SET PROBLEM:
Quote the listing below in full and exactly as written, but omit every picture.

- - -

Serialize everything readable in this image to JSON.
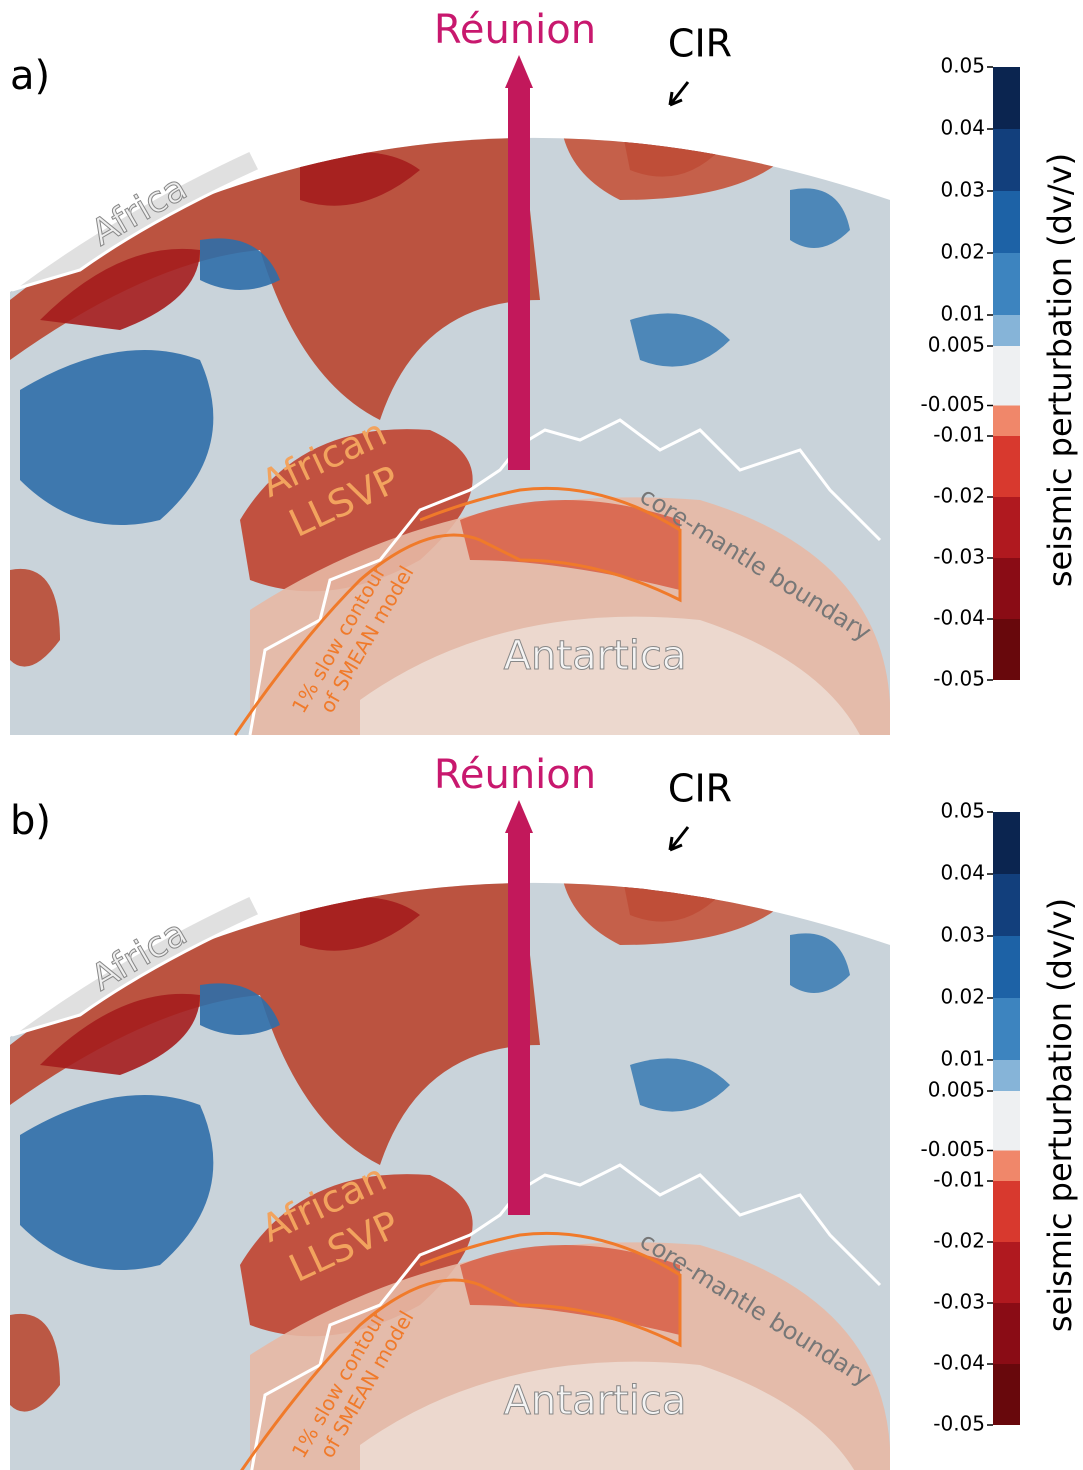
{
  "panels": [
    {
      "label": "a)",
      "plume": "Réunion",
      "ridge": "CIR",
      "continent": "Africa",
      "llsvp": [
        "African",
        "LLSVP"
      ],
      "cmb": "core-mantle boundary",
      "contour": [
        "1% slow contour",
        "of SMEAN model"
      ],
      "pole": "Antartica",
      "colorbar": {
        "label": "seismic perturbation (dv/v)",
        "ticks": [
          0.05,
          0.04,
          0.03,
          0.02,
          0.01,
          0.005,
          -0.005,
          -0.01,
          -0.02,
          -0.03,
          -0.04,
          -0.05
        ],
        "colors": [
          "#0b2550",
          "#123f7c",
          "#1d62a6",
          "#3d84bf",
          "#86b4d8",
          "#eef0f2",
          "#f0876a",
          "#d8392e",
          "#b0191f",
          "#8a0c15",
          "#68080c"
        ]
      }
    },
    {
      "label": "b)",
      "plume": "Réunion",
      "ridge": "CIR",
      "continent": "Africa",
      "llsvp": [
        "African",
        "LLSVP"
      ],
      "cmb": "core-mantle boundary",
      "contour": [
        "1% slow contour",
        "of SMEAN model"
      ],
      "pole": "Antartica",
      "colorbar": {
        "label": "seismic perturbation (dv/v)",
        "ticks": [
          0.05,
          0.04,
          0.03,
          0.02,
          0.01,
          0.005,
          -0.005,
          -0.01,
          -0.02,
          -0.03,
          -0.04,
          -0.05
        ],
        "colors": [
          "#0b2550",
          "#123f7c",
          "#1d62a6",
          "#3d84bf",
          "#86b4d8",
          "#eef0f2",
          "#f0876a",
          "#d8392e",
          "#b0191f",
          "#8a0c15",
          "#68080c"
        ]
      }
    }
  ]
}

- - -

FINAL ANSWER:
Serialize everything readable in this image to JSON.
{
  "panels": [
    {
      "label": "a)",
      "plume": "Réunion",
      "ridge": "CIR",
      "continent": "Africa",
      "llsvp": [
        "African",
        "LLSVP"
      ],
      "cmb": "core-mantle boundary",
      "contour": [
        "1% slow contour",
        "of SMEAN model"
      ],
      "pole": "Antartica",
      "colorbar": {
        "label": "seismic perturbation (dv/v)",
        "ticks": [
          0.05,
          0.04,
          0.03,
          0.02,
          0.01,
          0.005,
          -0.005,
          -0.01,
          -0.02,
          -0.03,
          -0.04,
          -0.05
        ],
        "colors": [
          "#0b2550",
          "#123f7c",
          "#1d62a6",
          "#3d84bf",
          "#86b4d8",
          "#eef0f2",
          "#f0876a",
          "#d8392e",
          "#b0191f",
          "#8a0c15",
          "#68080c"
        ]
      }
    },
    {
      "label": "b)",
      "plume": "Réunion",
      "ridge": "CIR",
      "continent": "Africa",
      "llsvp": [
        "African",
        "LLSVP"
      ],
      "cmb": "core-mantle boundary",
      "contour": [
        "1% slow contour",
        "of SMEAN model"
      ],
      "pole": "Antartica",
      "colorbar": {
        "label": "seismic perturbation (dv/v)",
        "ticks": [
          0.05,
          0.04,
          0.03,
          0.02,
          0.01,
          0.005,
          -0.005,
          -0.01,
          -0.02,
          -0.03,
          -0.04,
          -0.05
        ],
        "colors": [
          "#0b2550",
          "#123f7c",
          "#1d62a6",
          "#3d84bf",
          "#86b4d8",
          "#eef0f2",
          "#f0876a",
          "#d8392e",
          "#b0191f",
          "#8a0c15",
          "#68080c"
        ]
      }
    }
  ]
}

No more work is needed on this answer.